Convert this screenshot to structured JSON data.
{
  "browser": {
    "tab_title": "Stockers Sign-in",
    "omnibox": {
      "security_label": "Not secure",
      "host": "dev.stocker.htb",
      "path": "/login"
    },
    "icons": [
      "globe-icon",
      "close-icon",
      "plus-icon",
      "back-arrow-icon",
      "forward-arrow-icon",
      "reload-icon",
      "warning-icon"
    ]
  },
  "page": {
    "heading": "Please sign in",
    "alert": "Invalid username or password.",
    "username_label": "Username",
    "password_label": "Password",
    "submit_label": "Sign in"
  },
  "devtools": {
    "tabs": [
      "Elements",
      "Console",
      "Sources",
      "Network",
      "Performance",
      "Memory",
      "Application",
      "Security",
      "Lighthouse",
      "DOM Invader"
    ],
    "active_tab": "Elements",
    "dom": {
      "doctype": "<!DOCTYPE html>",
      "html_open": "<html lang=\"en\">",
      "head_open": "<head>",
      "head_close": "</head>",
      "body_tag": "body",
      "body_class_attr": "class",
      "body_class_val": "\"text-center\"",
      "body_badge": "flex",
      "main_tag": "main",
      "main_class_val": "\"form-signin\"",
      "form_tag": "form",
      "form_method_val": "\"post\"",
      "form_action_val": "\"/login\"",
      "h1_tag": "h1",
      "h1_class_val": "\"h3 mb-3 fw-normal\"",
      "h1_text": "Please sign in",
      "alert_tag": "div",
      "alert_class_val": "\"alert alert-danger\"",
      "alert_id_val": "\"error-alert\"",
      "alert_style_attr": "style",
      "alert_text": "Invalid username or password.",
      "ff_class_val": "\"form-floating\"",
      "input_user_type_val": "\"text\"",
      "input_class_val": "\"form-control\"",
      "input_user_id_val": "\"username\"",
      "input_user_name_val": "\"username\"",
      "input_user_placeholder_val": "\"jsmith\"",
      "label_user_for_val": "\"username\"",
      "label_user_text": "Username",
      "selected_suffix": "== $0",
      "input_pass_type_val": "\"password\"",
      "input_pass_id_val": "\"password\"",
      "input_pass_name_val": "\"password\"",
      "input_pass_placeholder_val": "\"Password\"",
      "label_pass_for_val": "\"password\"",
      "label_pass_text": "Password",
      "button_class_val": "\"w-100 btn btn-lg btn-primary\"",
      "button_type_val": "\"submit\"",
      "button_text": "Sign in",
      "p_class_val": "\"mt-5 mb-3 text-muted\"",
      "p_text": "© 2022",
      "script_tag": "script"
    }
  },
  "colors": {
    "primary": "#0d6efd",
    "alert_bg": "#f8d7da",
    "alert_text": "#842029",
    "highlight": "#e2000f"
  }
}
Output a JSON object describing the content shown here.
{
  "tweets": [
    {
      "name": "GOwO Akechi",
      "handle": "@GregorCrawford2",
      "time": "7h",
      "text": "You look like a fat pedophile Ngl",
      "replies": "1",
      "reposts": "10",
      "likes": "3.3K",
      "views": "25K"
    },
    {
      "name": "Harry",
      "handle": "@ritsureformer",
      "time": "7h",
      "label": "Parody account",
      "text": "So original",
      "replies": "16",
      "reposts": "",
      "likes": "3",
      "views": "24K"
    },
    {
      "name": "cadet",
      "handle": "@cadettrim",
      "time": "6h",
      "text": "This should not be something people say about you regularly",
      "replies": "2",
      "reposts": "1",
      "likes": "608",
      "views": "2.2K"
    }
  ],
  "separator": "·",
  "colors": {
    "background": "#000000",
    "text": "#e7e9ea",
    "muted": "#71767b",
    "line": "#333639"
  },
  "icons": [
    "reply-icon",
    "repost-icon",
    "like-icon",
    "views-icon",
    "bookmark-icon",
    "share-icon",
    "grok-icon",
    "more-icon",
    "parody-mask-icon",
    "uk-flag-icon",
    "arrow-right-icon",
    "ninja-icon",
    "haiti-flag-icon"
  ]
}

-----

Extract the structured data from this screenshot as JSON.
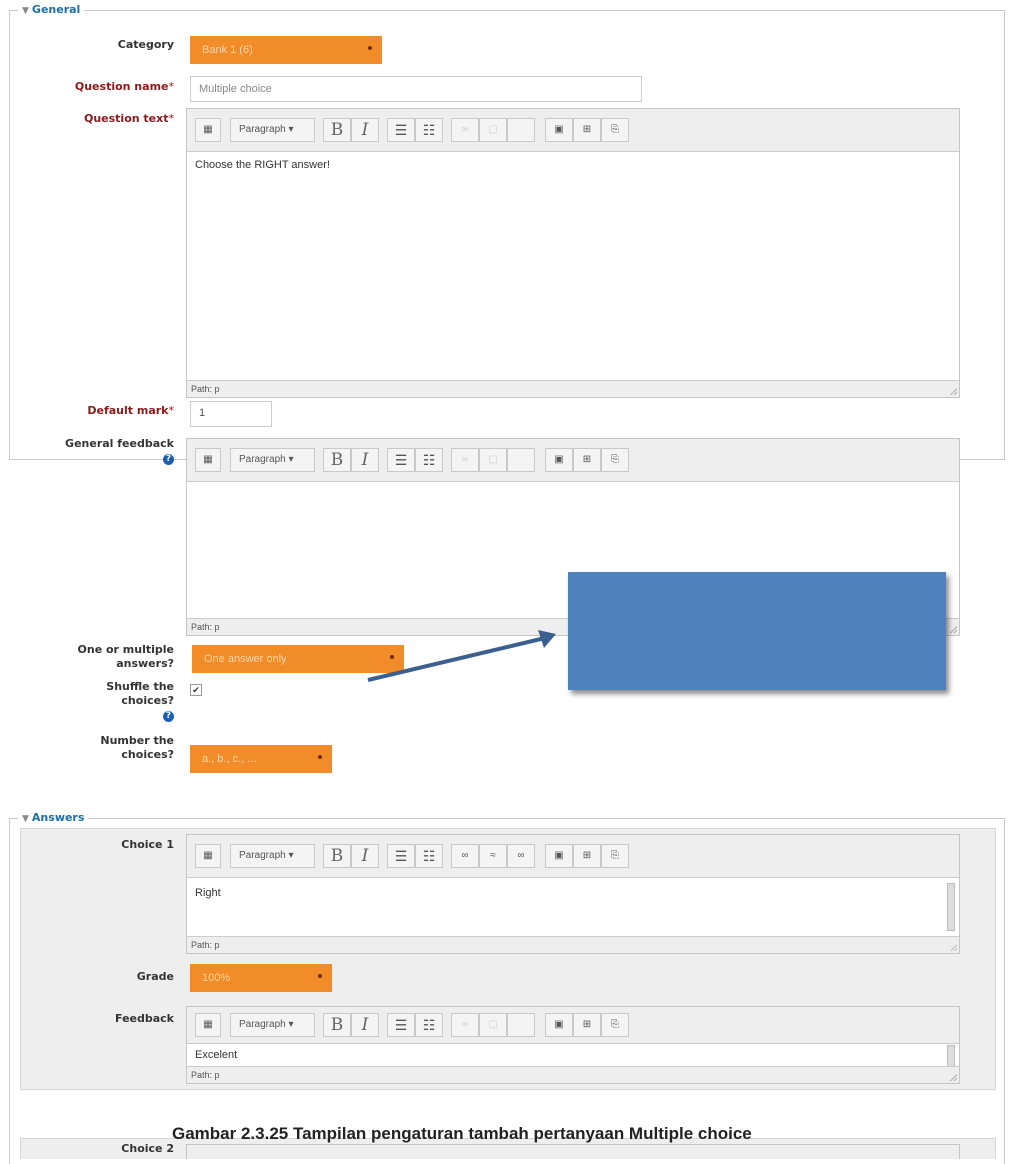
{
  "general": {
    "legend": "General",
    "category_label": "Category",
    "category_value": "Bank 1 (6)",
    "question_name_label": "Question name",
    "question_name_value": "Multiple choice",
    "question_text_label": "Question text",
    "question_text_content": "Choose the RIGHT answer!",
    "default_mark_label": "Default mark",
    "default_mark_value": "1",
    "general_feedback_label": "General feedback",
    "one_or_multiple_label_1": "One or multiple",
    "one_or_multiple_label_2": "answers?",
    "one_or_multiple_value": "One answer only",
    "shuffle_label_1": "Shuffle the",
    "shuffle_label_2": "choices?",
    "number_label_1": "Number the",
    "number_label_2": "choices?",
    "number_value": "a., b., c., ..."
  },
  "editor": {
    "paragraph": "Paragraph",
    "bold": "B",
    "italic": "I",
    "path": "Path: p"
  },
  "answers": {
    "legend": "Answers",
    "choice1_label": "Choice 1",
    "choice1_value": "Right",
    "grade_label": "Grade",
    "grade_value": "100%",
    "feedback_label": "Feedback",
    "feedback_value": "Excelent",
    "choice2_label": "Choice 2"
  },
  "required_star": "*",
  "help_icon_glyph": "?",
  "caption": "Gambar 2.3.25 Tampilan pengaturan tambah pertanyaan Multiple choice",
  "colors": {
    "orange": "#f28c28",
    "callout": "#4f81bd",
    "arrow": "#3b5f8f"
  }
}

-----

## Problem to work on
Find the word "structured" in the material, then list each line that holds it.

## Result of the exercise
Convert this screenshot to structured JSON data.
Extract the structured data from this screenshot as JSON.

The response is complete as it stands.